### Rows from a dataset
--- start ---
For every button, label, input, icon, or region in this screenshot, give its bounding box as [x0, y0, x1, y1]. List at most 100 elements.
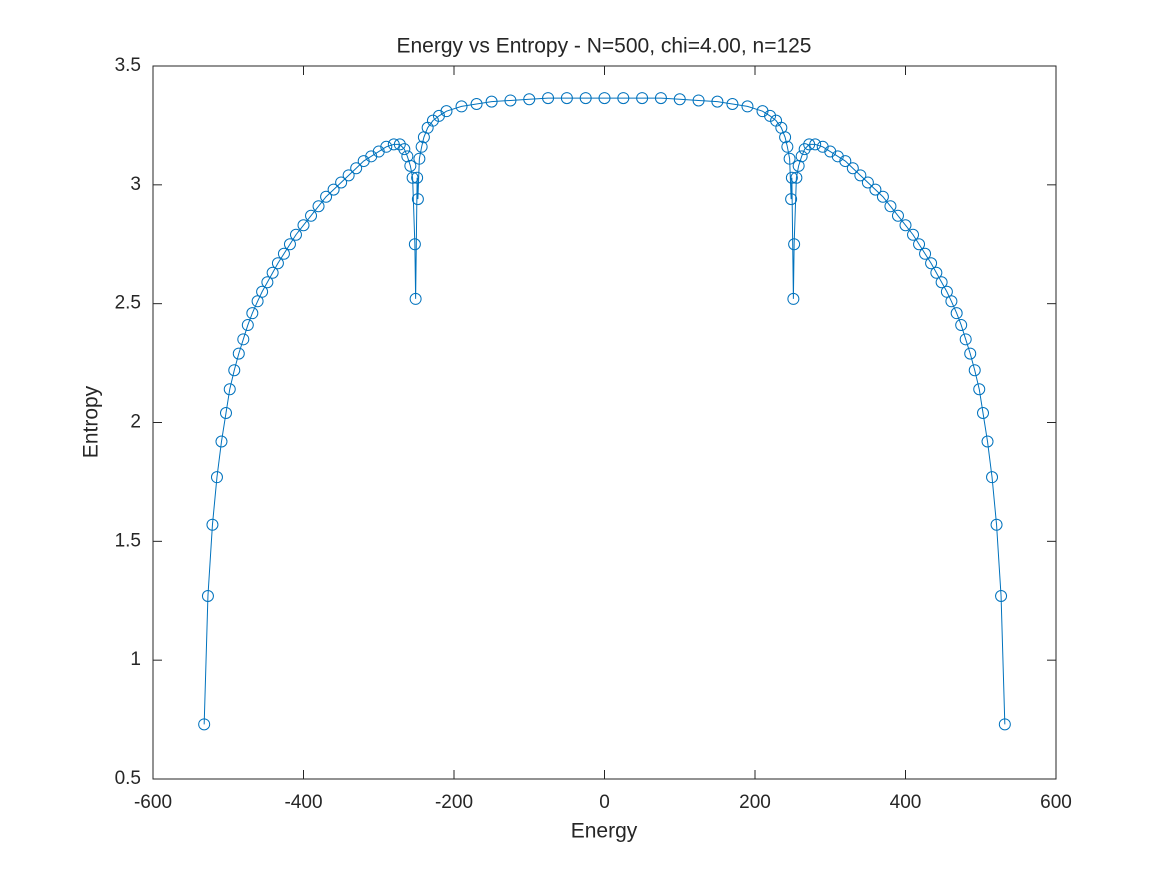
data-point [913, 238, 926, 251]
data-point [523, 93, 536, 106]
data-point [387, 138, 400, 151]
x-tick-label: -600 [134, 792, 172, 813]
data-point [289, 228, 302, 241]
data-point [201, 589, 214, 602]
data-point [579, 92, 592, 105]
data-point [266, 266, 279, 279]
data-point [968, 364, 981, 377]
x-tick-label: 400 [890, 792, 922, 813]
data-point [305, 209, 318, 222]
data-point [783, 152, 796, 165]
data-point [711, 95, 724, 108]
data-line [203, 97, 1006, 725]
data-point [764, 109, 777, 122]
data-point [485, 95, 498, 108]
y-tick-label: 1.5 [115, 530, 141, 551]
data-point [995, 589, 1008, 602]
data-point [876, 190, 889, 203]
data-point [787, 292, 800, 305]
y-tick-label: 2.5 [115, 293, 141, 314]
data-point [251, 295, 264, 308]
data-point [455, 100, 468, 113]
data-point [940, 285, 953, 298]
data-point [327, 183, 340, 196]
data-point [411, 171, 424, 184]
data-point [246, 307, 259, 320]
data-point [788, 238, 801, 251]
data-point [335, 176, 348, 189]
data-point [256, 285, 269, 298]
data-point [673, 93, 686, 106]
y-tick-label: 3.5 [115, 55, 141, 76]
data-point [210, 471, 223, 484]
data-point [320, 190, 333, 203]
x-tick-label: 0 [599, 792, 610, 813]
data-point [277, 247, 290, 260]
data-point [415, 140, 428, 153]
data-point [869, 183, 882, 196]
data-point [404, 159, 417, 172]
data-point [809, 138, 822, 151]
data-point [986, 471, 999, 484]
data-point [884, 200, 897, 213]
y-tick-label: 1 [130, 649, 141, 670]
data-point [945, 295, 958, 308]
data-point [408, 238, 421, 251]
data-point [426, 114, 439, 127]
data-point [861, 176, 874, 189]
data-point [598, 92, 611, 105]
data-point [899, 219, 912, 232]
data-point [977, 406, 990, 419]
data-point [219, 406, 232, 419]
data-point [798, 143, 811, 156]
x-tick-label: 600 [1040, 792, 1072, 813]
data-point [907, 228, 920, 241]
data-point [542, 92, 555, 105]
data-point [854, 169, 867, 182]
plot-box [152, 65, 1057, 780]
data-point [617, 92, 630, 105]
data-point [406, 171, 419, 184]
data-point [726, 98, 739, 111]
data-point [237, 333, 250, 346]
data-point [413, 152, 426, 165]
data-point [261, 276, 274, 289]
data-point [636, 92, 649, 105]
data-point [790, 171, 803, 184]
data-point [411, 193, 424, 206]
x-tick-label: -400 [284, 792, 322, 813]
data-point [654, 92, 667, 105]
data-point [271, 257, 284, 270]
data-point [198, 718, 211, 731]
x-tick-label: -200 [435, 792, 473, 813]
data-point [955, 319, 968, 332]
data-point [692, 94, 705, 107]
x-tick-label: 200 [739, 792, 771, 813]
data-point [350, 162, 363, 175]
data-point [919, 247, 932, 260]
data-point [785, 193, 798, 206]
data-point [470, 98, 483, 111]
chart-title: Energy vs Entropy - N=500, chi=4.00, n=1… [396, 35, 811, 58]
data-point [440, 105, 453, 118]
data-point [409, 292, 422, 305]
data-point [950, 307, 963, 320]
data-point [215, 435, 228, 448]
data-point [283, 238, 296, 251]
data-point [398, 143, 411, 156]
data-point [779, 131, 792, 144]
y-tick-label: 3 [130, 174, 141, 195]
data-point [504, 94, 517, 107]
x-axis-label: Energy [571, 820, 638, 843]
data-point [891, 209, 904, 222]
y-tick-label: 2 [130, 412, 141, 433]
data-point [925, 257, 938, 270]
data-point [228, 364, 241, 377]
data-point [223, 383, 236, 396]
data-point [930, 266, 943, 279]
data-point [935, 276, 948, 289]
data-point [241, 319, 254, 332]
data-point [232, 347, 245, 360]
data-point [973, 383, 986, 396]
--- end ---
### Exercise description
Return the portion of the listing that begins with the line containing "data-point [913, 238, 926, 251]" and ends with the line containing "data-point [692, 94, 705, 107]", reproducing those lines without any change.

### Task answer
data-point [913, 238, 926, 251]
data-point [523, 93, 536, 106]
data-point [387, 138, 400, 151]
x-tick-label: -600 [134, 792, 172, 813]
data-point [289, 228, 302, 241]
data-point [201, 589, 214, 602]
data-point [579, 92, 592, 105]
data-point [266, 266, 279, 279]
data-point [968, 364, 981, 377]
x-tick-label: 400 [890, 792, 922, 813]
data-point [305, 209, 318, 222]
data-point [783, 152, 796, 165]
data-point [711, 95, 724, 108]
data-line [203, 97, 1006, 725]
data-point [764, 109, 777, 122]
data-point [485, 95, 498, 108]
y-tick-label: 1.5 [115, 530, 141, 551]
data-point [995, 589, 1008, 602]
data-point [876, 190, 889, 203]
data-point [787, 292, 800, 305]
y-tick-label: 2.5 [115, 293, 141, 314]
data-point [251, 295, 264, 308]
data-point [455, 100, 468, 113]
data-point [940, 285, 953, 298]
data-point [327, 183, 340, 196]
data-point [411, 171, 424, 184]
data-point [246, 307, 259, 320]
data-point [788, 238, 801, 251]
data-point [335, 176, 348, 189]
data-point [256, 285, 269, 298]
data-point [673, 93, 686, 106]
y-tick-label: 3.5 [115, 55, 141, 76]
data-point [210, 471, 223, 484]
data-point [320, 190, 333, 203]
x-tick-label: 0 [599, 792, 610, 813]
data-point [277, 247, 290, 260]
data-point [415, 140, 428, 153]
data-point [869, 183, 882, 196]
data-point [404, 159, 417, 172]
data-point [809, 138, 822, 151]
data-point [986, 471, 999, 484]
data-point [884, 200, 897, 213]
y-tick-label: 1 [130, 649, 141, 670]
data-point [945, 295, 958, 308]
data-point [408, 238, 421, 251]
data-point [426, 114, 439, 127]
data-point [861, 176, 874, 189]
data-point [598, 92, 611, 105]
data-point [899, 219, 912, 232]
data-point [977, 406, 990, 419]
data-point [219, 406, 232, 419]
data-point [798, 143, 811, 156]
x-tick-label: 600 [1040, 792, 1072, 813]
data-point [907, 228, 920, 241]
data-point [542, 92, 555, 105]
data-point [854, 169, 867, 182]
plot-box [152, 65, 1057, 780]
data-point [617, 92, 630, 105]
data-point [406, 171, 419, 184]
data-point [726, 98, 739, 111]
data-point [237, 333, 250, 346]
data-point [413, 152, 426, 165]
data-point [261, 276, 274, 289]
data-point [636, 92, 649, 105]
data-point [790, 171, 803, 184]
data-point [411, 193, 424, 206]
x-tick-label: -400 [284, 792, 322, 813]
data-point [654, 92, 667, 105]
data-point [271, 257, 284, 270]
data-point [198, 718, 211, 731]
x-tick-label: -200 [435, 792, 473, 813]
data-point [955, 319, 968, 332]
data-point [692, 94, 705, 107]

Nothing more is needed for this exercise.